■ **WHAT NEEDS TO BE DONE**
Search the records for "Configuração". Copy every line where it appears.

— START RECORD LIST —

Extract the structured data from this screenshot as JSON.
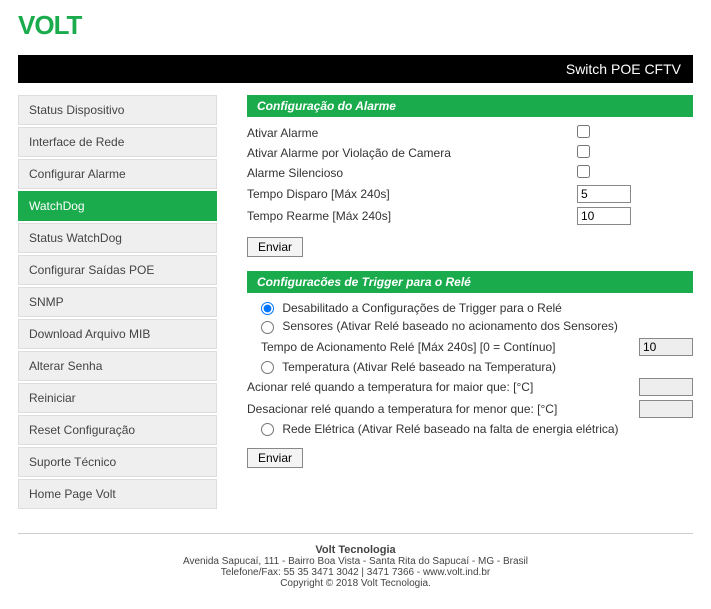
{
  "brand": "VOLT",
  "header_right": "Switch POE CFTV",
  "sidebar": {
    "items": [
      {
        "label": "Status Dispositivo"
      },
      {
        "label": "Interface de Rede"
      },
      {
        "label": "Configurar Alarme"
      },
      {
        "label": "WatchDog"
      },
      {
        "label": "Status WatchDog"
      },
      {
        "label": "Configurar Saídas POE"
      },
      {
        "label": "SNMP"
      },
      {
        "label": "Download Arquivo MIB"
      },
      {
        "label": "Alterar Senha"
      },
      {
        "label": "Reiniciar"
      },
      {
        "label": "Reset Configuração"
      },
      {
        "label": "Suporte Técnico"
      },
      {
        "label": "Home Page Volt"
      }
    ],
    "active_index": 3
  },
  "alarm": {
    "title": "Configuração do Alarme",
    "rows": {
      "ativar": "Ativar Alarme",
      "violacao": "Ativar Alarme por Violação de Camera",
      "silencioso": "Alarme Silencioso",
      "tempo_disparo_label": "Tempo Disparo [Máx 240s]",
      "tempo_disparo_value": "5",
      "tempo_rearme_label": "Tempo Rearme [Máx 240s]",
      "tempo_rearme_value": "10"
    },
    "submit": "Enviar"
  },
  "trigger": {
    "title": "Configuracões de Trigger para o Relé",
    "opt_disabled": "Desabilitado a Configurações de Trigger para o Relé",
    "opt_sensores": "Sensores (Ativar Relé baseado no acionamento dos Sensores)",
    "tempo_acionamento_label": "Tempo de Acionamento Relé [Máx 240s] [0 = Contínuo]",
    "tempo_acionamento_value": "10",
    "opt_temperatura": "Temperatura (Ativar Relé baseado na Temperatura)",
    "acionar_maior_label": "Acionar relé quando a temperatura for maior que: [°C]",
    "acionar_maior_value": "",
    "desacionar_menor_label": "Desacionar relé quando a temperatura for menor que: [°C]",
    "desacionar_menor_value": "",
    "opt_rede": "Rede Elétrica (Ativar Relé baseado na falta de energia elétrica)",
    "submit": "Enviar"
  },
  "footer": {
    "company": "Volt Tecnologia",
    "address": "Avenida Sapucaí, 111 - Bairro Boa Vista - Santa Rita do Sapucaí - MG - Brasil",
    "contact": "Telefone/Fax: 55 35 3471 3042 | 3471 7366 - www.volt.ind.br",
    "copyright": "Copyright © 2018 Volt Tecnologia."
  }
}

— END RECORD LIST —
— START RECORD LIST —

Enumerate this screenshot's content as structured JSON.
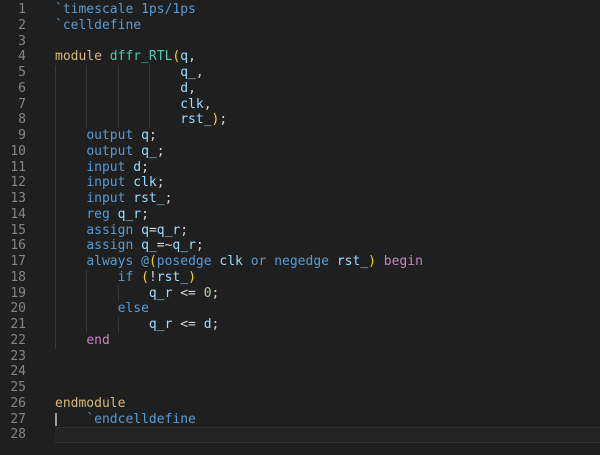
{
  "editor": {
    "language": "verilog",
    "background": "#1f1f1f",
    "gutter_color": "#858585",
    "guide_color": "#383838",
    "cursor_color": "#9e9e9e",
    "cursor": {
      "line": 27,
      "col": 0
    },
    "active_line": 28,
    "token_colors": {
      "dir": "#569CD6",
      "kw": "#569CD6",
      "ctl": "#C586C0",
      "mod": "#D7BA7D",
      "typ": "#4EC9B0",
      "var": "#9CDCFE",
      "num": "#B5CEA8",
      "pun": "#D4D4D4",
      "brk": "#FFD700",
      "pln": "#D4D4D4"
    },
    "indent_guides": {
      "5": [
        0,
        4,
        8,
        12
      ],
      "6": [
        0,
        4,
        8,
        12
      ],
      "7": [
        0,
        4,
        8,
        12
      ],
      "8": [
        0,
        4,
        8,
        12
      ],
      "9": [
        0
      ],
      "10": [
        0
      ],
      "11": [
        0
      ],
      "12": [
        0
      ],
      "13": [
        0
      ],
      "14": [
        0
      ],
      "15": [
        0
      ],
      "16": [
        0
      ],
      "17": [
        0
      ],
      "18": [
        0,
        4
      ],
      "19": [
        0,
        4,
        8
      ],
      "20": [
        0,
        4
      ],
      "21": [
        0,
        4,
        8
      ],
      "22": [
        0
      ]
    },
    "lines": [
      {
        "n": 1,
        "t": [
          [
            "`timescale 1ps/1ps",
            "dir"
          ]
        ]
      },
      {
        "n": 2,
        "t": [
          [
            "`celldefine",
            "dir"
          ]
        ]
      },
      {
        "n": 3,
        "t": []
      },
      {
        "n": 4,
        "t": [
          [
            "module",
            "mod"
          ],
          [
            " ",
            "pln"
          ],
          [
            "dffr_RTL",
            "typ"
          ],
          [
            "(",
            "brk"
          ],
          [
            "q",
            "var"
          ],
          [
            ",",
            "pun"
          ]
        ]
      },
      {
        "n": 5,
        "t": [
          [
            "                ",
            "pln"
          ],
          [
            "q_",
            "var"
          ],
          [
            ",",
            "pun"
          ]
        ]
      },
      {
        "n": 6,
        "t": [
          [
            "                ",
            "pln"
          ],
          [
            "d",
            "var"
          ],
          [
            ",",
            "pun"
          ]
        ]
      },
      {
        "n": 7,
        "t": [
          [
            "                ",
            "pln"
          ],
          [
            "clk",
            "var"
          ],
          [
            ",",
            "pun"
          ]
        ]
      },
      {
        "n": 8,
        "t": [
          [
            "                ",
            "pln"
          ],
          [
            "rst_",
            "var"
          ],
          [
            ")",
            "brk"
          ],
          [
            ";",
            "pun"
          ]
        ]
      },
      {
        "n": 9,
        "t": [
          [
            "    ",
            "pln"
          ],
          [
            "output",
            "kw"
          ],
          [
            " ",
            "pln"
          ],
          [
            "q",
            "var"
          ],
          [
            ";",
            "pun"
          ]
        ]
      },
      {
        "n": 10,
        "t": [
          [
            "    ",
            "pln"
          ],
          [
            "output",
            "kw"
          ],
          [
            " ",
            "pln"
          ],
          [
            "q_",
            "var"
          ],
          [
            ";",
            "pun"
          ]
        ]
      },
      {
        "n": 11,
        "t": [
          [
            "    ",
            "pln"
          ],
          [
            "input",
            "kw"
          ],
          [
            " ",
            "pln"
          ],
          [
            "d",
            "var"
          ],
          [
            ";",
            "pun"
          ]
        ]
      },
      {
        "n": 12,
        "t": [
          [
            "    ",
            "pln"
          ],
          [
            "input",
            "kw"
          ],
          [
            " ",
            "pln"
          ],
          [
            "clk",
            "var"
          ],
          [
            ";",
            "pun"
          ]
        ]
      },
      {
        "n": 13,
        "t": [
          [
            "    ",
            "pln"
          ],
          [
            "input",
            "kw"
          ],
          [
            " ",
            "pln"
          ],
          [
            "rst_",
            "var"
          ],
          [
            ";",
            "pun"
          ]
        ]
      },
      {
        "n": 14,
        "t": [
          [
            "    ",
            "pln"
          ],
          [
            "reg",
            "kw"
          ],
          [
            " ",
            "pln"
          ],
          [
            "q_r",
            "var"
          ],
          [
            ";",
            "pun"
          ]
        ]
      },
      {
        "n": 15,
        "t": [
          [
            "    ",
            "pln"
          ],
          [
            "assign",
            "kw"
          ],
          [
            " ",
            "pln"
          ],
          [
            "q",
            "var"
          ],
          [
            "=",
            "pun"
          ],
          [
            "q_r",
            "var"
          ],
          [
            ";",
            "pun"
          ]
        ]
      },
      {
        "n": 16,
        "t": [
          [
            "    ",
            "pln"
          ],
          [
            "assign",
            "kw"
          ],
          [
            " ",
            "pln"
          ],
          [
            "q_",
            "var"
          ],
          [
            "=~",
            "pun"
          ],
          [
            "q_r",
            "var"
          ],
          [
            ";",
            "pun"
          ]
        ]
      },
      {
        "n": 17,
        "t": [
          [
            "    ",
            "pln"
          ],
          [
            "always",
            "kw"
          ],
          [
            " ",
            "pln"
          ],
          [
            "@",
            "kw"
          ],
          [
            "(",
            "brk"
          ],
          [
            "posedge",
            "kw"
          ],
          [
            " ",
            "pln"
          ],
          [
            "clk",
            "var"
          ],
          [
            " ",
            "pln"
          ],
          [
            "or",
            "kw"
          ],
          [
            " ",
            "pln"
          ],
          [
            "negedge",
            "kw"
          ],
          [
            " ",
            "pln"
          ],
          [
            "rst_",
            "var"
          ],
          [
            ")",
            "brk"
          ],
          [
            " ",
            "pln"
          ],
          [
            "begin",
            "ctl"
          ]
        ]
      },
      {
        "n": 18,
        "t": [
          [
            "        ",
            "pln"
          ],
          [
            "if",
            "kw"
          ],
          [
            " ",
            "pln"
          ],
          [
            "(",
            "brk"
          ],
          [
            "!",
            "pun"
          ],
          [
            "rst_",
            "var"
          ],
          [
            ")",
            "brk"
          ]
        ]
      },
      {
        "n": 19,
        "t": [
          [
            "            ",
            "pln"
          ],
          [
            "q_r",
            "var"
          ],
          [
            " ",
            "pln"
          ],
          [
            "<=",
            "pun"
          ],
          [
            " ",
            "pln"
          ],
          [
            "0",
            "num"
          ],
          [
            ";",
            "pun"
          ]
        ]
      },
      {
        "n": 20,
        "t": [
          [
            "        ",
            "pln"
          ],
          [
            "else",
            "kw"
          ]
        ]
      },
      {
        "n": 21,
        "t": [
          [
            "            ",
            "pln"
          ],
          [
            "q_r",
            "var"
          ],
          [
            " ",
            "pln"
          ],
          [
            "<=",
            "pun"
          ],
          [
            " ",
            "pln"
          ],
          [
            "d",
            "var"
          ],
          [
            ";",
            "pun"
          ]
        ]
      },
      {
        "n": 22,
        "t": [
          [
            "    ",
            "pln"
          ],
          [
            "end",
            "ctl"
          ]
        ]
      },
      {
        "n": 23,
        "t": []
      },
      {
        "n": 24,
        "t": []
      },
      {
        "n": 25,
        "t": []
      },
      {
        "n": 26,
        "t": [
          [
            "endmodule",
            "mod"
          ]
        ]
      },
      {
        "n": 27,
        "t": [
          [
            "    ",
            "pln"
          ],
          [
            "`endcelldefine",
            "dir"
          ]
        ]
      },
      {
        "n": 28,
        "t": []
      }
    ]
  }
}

— END RECORD LIST —

■ **FULL SOLUTION**
        "label": "Reset Configuração"
    "title": "Configuração do Alarme",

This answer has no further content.